# Task
Return the part of the forum thread on "concerti" versus "concertos" between "## Mark Harwood" and "of company anyway.", inclusive, copied word for word.

# Concerti or concertos?



## Handel (Apr 18, 2007)

I say them both. One phrase I say "ti". The other "tos".

Which spelling is the true right one? Because I would like to stick with one. 

Thanks.


----------



## opus67 (Jan 30, 2007)

Concerto is Italian, unless I'm mistaken. Concerti is Italian, too. I try my best to stick with concerti, although I falter with 'tempos' sometimes.


----------



## Handel (Apr 18, 2007)

opus67 said:


> Concerto is Italian, unless I'm mistaken. Concerti is Italian, too. I try my best to stick with concerti, although I falter with 'tempos' sometimes.


Yep, it is italian. But the "os" mean that the word is accepted as a "vernacular" word by one language.


----------



## Mark Harwood (Mar 5, 2007)

I say both too, despite being rather a pedant. Perhaps neither would be a solecism except in the wrong sort of company anyway. 
I don't suppose that helps!

# Data lines
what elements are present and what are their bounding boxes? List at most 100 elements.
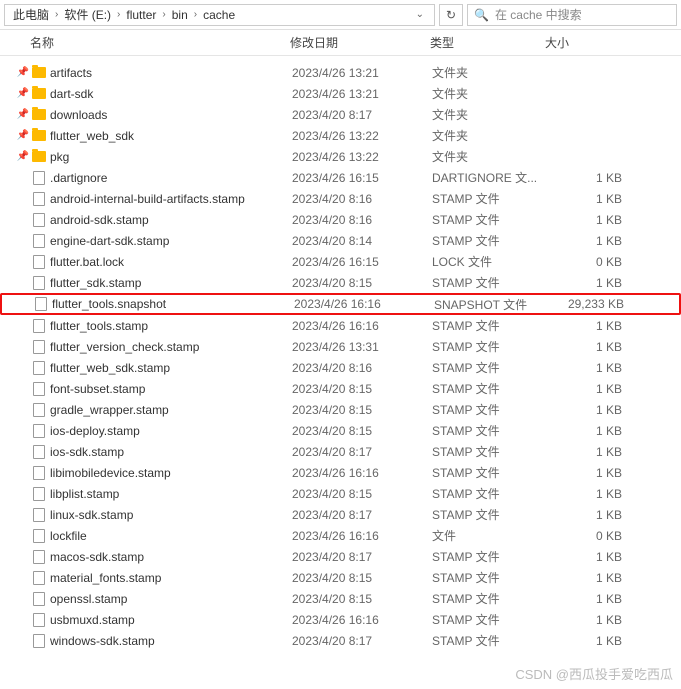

# Response to this exercise
## Mark Harwood (Mar 5, 2007)

I say both too, despite being rather a pedant. Perhaps neither would be a solecism except in the wrong sort of company anyway.